Leave out the pictures and copy each record below exactly.

++++++++++

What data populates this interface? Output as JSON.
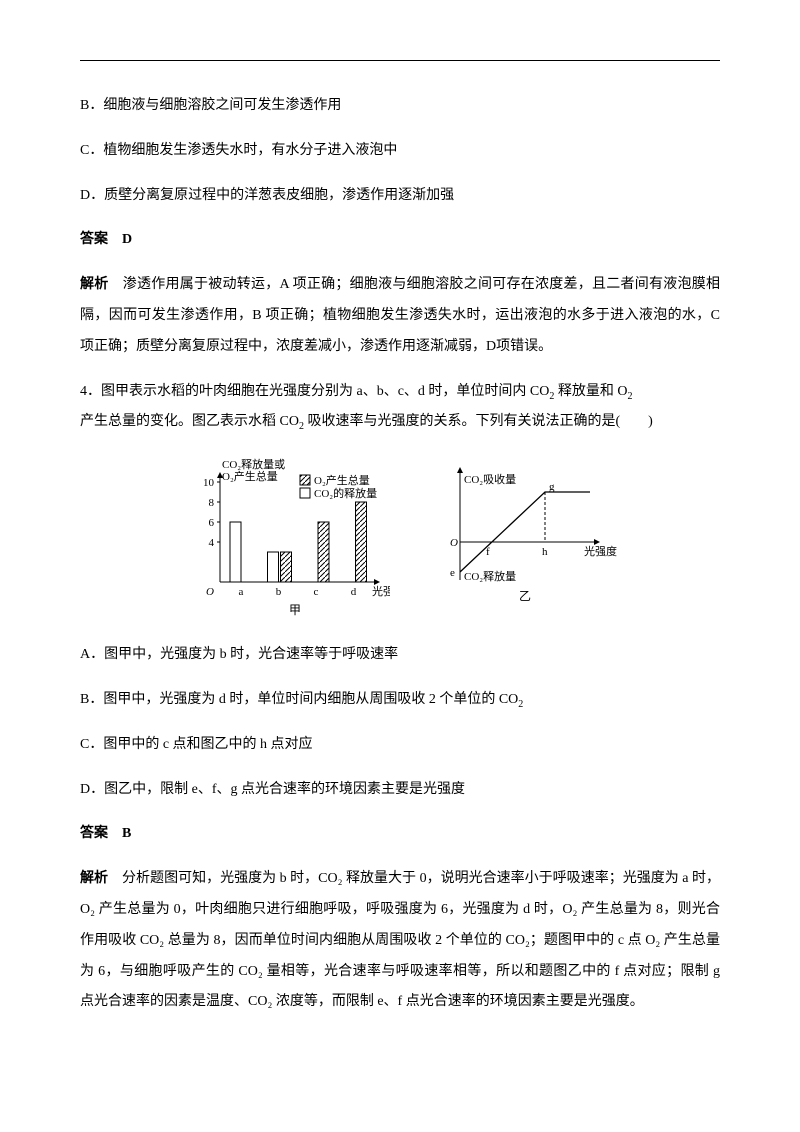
{
  "q3": {
    "optB": "B．细胞液与细胞溶胶之间可发生渗透作用",
    "optC": "C．植物细胞发生渗透失水时，有水分子进入液泡中",
    "optD": "D．质壁分离复原过程中的洋葱表皮细胞，渗透作用逐渐加强",
    "ansLabel": "答案　D",
    "expLabel": "解析",
    "expText": "　渗透作用属于被动转运，A 项正确；细胞液与细胞溶胶之间可存在浓度差，且二者间有液泡膜相隔，因而可发生渗透作用，B 项正确；植物细胞发生渗透失水时，运出液泡的水多于进入液泡的水，C 项正确；质壁分离复原过程中，浓度差减小，渗透作用逐渐减弱，D项错误。"
  },
  "q4": {
    "stem1": "4．图甲表示水稻的叶肉细胞在光强度分别为 a、b、c、d 时，单位时间内 CO",
    "stem1b": " 释放量和 O",
    "stem2": "产生总量的变化。图乙表示水稻 CO",
    "stem2b": " 吸收速率与光强度的关系。下列有关说法正确的是(　　)",
    "optA": "A．图甲中，光强度为 b 时，光合速率等于呼吸速率",
    "optB": "B．图甲中，光强度为 d 时，单位时间内细胞从周围吸收 2 个单位的 CO",
    "optC": "C．图甲中的 c 点和图乙中的 h 点对应",
    "optD": "D．图乙中，限制 e、f、g 点光合速率的环境因素主要是光强度",
    "ansLabel": "答案　B",
    "expLabel": "解析",
    "expText": "　分析题图可知，光强度为 b 时，CO₂ 释放量大于 0，说明光合速率小于呼吸速率；光强度为 a 时，O₂ 产生总量为 0，叶肉细胞只进行细胞呼吸，呼吸强度为 6，光强度为 d 时，O₂ 产生总量为 8，则光合作用吸收 CO₂ 总量为 8，因而单位时间内细胞从周围吸收 2 个单位的 CO₂；题图甲中的 c 点 O₂ 产生总量为 6，与细胞呼吸产生的 CO₂ 量相等，光合速率与呼吸速率相等，所以和题图乙中的 f 点对应；限制 g 点光合速率的因素是温度、CO₂ 浓度等，而限制 e、f 点光合速率的环境因素主要是光强度。"
  },
  "chart1": {
    "ylabel1": "CO₂释放量或",
    "ylabel2": "O₂产生总量",
    "legend1": "O₂产生总量",
    "legend2": "CO₂的释放量",
    "xlabel": "光强度",
    "caption": "甲",
    "yticks": [
      "10",
      "8",
      "6",
      "4"
    ],
    "ytick_vals": [
      10,
      8,
      6,
      4
    ],
    "cats": [
      "a",
      "b",
      "c",
      "d"
    ],
    "co2": [
      6,
      3,
      0,
      0
    ],
    "o2": [
      0,
      3,
      6,
      8
    ],
    "bar_colors": {
      "co2": "#ffffff",
      "o2": "#ffffff"
    },
    "hatch_color": "#000000",
    "axis_color": "#000000",
    "ymax": 10
  },
  "chart2": {
    "ylabel": "CO₂吸收量",
    "xlabel": "光强度",
    "belowlabel": "CO₂释放量",
    "caption": "乙",
    "pts": {
      "e": "e",
      "f": "f",
      "g": "g",
      "h": "h"
    },
    "line_color": "#000000",
    "axis_color": "#000000"
  }
}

++++++++++

# The output
What data populates this interface? Output as JSON.
{
  "q3": {
    "optB": "B．细胞液与细胞溶胶之间可发生渗透作用",
    "optC": "C．植物细胞发生渗透失水时，有水分子进入液泡中",
    "optD": "D．质壁分离复原过程中的洋葱表皮细胞，渗透作用逐渐加强",
    "ansLabel": "答案　D",
    "expLabel": "解析",
    "expText": "　渗透作用属于被动转运，A 项正确；细胞液与细胞溶胶之间可存在浓度差，且二者间有液泡膜相隔，因而可发生渗透作用，B 项正确；植物细胞发生渗透失水时，运出液泡的水多于进入液泡的水，C 项正确；质壁分离复原过程中，浓度差减小，渗透作用逐渐减弱，D项错误。"
  },
  "q4": {
    "stem1": "4．图甲表示水稻的叶肉细胞在光强度分别为 a、b、c、d 时，单位时间内 CO",
    "stem1b": " 释放量和 O",
    "stem2": "产生总量的变化。图乙表示水稻 CO",
    "stem2b": " 吸收速率与光强度的关系。下列有关说法正确的是(　　)",
    "optA": "A．图甲中，光强度为 b 时，光合速率等于呼吸速率",
    "optB": "B．图甲中，光强度为 d 时，单位时间内细胞从周围吸收 2 个单位的 CO",
    "optC": "C．图甲中的 c 点和图乙中的 h 点对应",
    "optD": "D．图乙中，限制 e、f、g 点光合速率的环境因素主要是光强度",
    "ansLabel": "答案　B",
    "expLabel": "解析",
    "expText": "　分析题图可知，光强度为 b 时，CO₂ 释放量大于 0，说明光合速率小于呼吸速率；光强度为 a 时，O₂ 产生总量为 0，叶肉细胞只进行细胞呼吸，呼吸强度为 6，光强度为 d 时，O₂ 产生总量为 8，则光合作用吸收 CO₂ 总量为 8，因而单位时间内细胞从周围吸收 2 个单位的 CO₂；题图甲中的 c 点 O₂ 产生总量为 6，与细胞呼吸产生的 CO₂ 量相等，光合速率与呼吸速率相等，所以和题图乙中的 f 点对应；限制 g 点光合速率的因素是温度、CO₂ 浓度等，而限制 e、f 点光合速率的环境因素主要是光强度。"
  },
  "chart1": {
    "ylabel1": "CO₂释放量或",
    "ylabel2": "O₂产生总量",
    "legend1": "O₂产生总量",
    "legend2": "CO₂的释放量",
    "xlabel": "光强度",
    "caption": "甲",
    "yticks": [
      "10",
      "8",
      "6",
      "4"
    ],
    "ytick_vals": [
      10,
      8,
      6,
      4
    ],
    "cats": [
      "a",
      "b",
      "c",
      "d"
    ],
    "co2": [
      6,
      3,
      0,
      0
    ],
    "o2": [
      0,
      3,
      6,
      8
    ],
    "bar_colors": {
      "co2": "#ffffff",
      "o2": "#ffffff"
    },
    "hatch_color": "#000000",
    "axis_color": "#000000",
    "ymax": 10
  },
  "chart2": {
    "ylabel": "CO₂吸收量",
    "xlabel": "光强度",
    "belowlabel": "CO₂释放量",
    "caption": "乙",
    "pts": {
      "e": "e",
      "f": "f",
      "g": "g",
      "h": "h"
    },
    "line_color": "#000000",
    "axis_color": "#000000"
  }
}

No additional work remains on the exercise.